## TASKS TO PERFORM:
1 – Answer these questions using the proof of closure under minimization:
(a) Which order on $\mathbb{W}$ does $<$ denote?
(b) What value is the scratch register $k$ given in Phase 0?
(c) In step (1b), what does the machine do when the output of $M_f$ is $\varepsilon$?
2 – Write out everything in the proof of closure under minimization from "We construct a" down to "in $M_f$ and $M_s$).".

## TEXT BLOCK:
/---

[step:Prove L3 — closure under minimisation]
Let $f : \mathbb{W}^{n + 1} \rightharpoonup \mathbb{W}$ be computable with witness machine $M_f$. The function $\mu f : \mathbb{W}^n \rightharpoonup \mathbb{W}$ is defined by
\begin{align*}
(\mu f)(w) &= \min\{v \in \mathbb{W} : f(w, v) = \varepsilon \text{ and } f(w, v') \downarrow \text{ for all } v' < v\},
\end{align*}
where $<$ is the shortlex order on $\mathbb{W}$ and "min" refers to the shortlex-minimum, which exists whenever the set is non-empty because $(\mathbb{W}, <)$ is well-ordered (see [Shortlex Order and Computable Successor](/theorems/1815)). If the set is empty (either because $f(w, v)$ is undefined at some $v$ before any $\varepsilon$ is found, or because no $\varepsilon$ value is ever produced), then $(\mu f)(w)$ is undefined.
We construct a machine $M_{\mu f}$ using a scratch register $k$ that enumerates $\mathbb{W}$ in shortlex order, starting at $\varepsilon$ and using the computable successor $s : \mathbb{W} \to \mathbb{W}$ whose computability is established in [Shortlex Order and Computable Successor](/theorems/1815).
*Register layout.* Input registers $0, \ldots, n - 1$ hold $w_1, \ldots, w_n$; we use scratch registers $R_1, \ldots, R_n$ to save a master copy, scratch register $k$ for the candidate, and we call $M_f$ and $M_s$ as sub-routines with their working registers disjoint from these (achievable by renaming register indices in $M_f$ and $M_s$).
*Phase 0: save inputs.* Copy $w_1, \ldots, w_n$ from registers $0, \ldots, n-1$ into $R_1, \ldots, R_n$. Initialise $k := \varepsilon$ (erase $k$).
*Phase 1: main loop.* Each iteration:
(1a) Restore $w_1, \ldots, w_n$ from $R_1, \ldots, R_n$ into the first $n$ input registers of $M_f$, and copy $k$ into the $(n+1)$-th input register. Run $M_f$. If $M_f$ diverges, $M_{\mu f}$ diverges (correct: for $(\mu f)(w)$ to be defined, $f(w, v')$ must be defined for every $v' \le $ the minimising $v$; divergence at the current $k$ means $f(w, k)$ is undefined, so either $k$ is not bounded above by the minimiser, or no minimiser exists). If $M_f$ halts, examine its output.
(1b) If the output of $M_f$ is $\varepsilon$, copy $k$ into register $0$ and halt. By the loop invariant below, $k$ at this point is the shortlex-least $v$ with $f(w, v) = \varepsilon$, i.e. $(\mu f)(w) = k$.
(1c) If the output is non-empty, replace $k$ by $s(k)$ using the computable successor $M_s$ (established in [Shortlex Order and Computable Successor](/theorems/1815)): copy $k$ into $M_s$'s input register, run $M_s$, copy its output back into $k$. Return to (1a).

\---

## GIVEN RECORDS:
/---

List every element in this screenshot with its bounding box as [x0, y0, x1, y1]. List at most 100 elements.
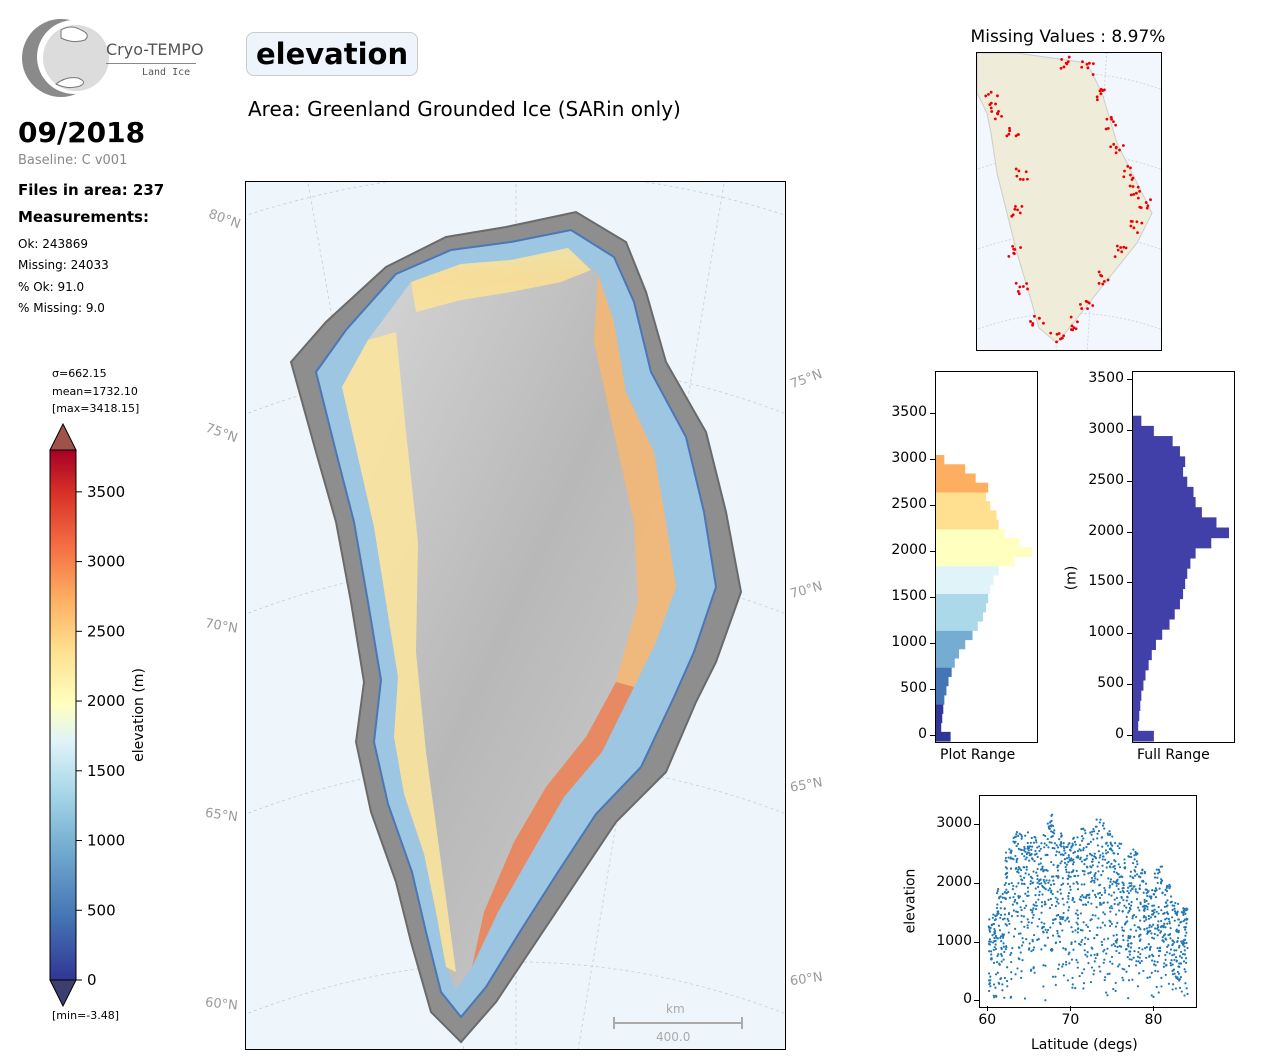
scatter-point [1139, 928, 1142, 931]
scatter-point [1126, 939, 1129, 942]
scatter-point [1156, 872, 1160, 875]
histogram-tick [930, 689, 935, 691]
missing-point [1145, 206, 1149, 210]
scatter-point [1008, 922, 1011, 926]
scatter-point [996, 889, 999, 893]
scatter-point [1164, 937, 1167, 940]
scatter-point [1020, 970, 1023, 973]
scatter-point [1076, 961, 1079, 964]
plot-range-histogram [935, 371, 1038, 743]
scatter-point [1085, 857, 1088, 860]
scatter-point [1064, 919, 1067, 922]
scatter-point [1109, 841, 1112, 844]
scatter-point [991, 916, 994, 919]
scatter-point [1104, 976, 1107, 979]
scatter-point [1151, 904, 1154, 907]
scatter-point [1016, 914, 1019, 918]
scatter-point [1176, 970, 1179, 974]
scatter-point [1029, 841, 1032, 844]
colorbar-tick-label: 500 [87, 901, 116, 919]
scatter-point [1023, 847, 1026, 850]
scatter-point [1035, 852, 1038, 855]
scatter-point [1168, 887, 1171, 890]
scatter-point [1160, 909, 1163, 912]
scatter-point [1117, 887, 1120, 891]
scatter-point [1040, 921, 1043, 924]
scatter-point [1127, 997, 1130, 1000]
scatter-point [1185, 922, 1188, 925]
scatter-point [1152, 995, 1155, 998]
scatter-point [1130, 855, 1133, 859]
histogram-tick [1127, 429, 1132, 431]
scatter-point [1036, 867, 1039, 871]
scatter-point [1115, 949, 1118, 953]
scatter-point [1151, 909, 1154, 913]
scatter-point [1040, 905, 1044, 908]
scatter-point [1130, 887, 1134, 890]
scatter-point [1110, 955, 1114, 959]
missing-point [990, 110, 994, 113]
scatter-point [1131, 917, 1134, 920]
scatter-point [1106, 994, 1109, 997]
scatter-point [1169, 948, 1173, 951]
scatter-point [1078, 843, 1082, 847]
scatter-point [989, 926, 992, 930]
track-swath-west [342, 332, 456, 972]
scatter-point [1010, 971, 1013, 974]
scatter-point [1016, 967, 1019, 970]
scatter-point [1091, 858, 1094, 861]
scatter-point [1091, 860, 1094, 863]
lat-label-65-right: 65°N [788, 775, 824, 796]
missing-point [988, 103, 992, 107]
missing-point [1017, 133, 1020, 136]
scatter-point [1108, 847, 1111, 851]
histogram-bar [1133, 639, 1156, 650]
scatter-point [990, 958, 993, 961]
scatter-point [1096, 952, 1099, 956]
scatter-point [1162, 965, 1166, 968]
scatter-point [1136, 955, 1140, 958]
scatter-point [1160, 985, 1163, 988]
missing-point [1005, 134, 1009, 138]
scatter-point [1060, 883, 1063, 887]
scatter-xtick-label: 80 [1144, 1012, 1163, 1028]
scatter-point [1043, 869, 1046, 872]
scatter-point [1026, 886, 1030, 889]
scatter-xtick-label: 60 [978, 1012, 997, 1028]
scatter-point [1061, 929, 1064, 932]
histogram-bar [1133, 598, 1180, 610]
scatter-point [1147, 914, 1150, 918]
scatter-point [1050, 947, 1053, 951]
scatter-point [994, 943, 997, 946]
histogram-bar [936, 593, 989, 604]
scatter-point [1149, 945, 1152, 948]
scatter-point [1108, 886, 1111, 889]
scatter-point [1044, 882, 1047, 885]
logo-divider [106, 63, 196, 64]
scatter-point [1143, 872, 1146, 875]
scatter-point [1105, 952, 1108, 955]
scatter-point [1150, 925, 1153, 928]
scatter-point [1128, 953, 1132, 956]
scatter-point [1031, 881, 1035, 884]
scatter-point [1029, 969, 1033, 972]
scatter-point [1031, 938, 1034, 941]
scatter-point [1067, 871, 1071, 874]
scatter-point [1066, 979, 1069, 982]
scatter-point [1082, 847, 1085, 850]
histogram-tick [930, 643, 935, 645]
missing-point [996, 94, 999, 98]
missing-point [1132, 192, 1136, 196]
scatter-point [1044, 928, 1047, 931]
scatter-point [1097, 829, 1101, 833]
missing-point [1017, 292, 1021, 296]
map-canvas: 80°N 75°N 70°N 65°N 60°N km 400.0 [246, 182, 785, 1049]
scatter-point [1059, 917, 1062, 921]
scatter-point [1044, 902, 1047, 906]
scatter-point [994, 918, 998, 921]
scatter-point [1059, 892, 1062, 895]
scatter-point [1010, 951, 1013, 955]
scatter-point [1173, 919, 1176, 922]
scatter-point [1103, 886, 1106, 890]
scatter-point [1165, 951, 1169, 954]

\---

## SOLUTIONS TO THE EXERCISE:
1 –
(a) The shortlex order.
(b) $\varepsilon$ (the register $k$ is erased).
(c) It copies $k$ into register $0$ and halts.

2 –
We construct a machine $M_{\mu f}$ using a scratch register $k$ that enumerates $\mathbb{W}$ in shortlex order, starting at $\varepsilon$ and using the computable successor $s : \mathbb{W} \to \mathbb{W}$ whose computability is established in [Shortlex Order and Computable Successor](/theorems/1815).
*Register layout.* Input registers $0, \ldots, n - 1$ hold $w_1, \ldots, w_n$; we use scratch registers $R_1, \ldots, R_n$ to save a master copy, scratch register $k$ for the candidate, and we call $M_f$ and $M_s$ as sub-routines with their working registers disjoint from these (achievable by renaming register indices in $M_f$ and $M_s$).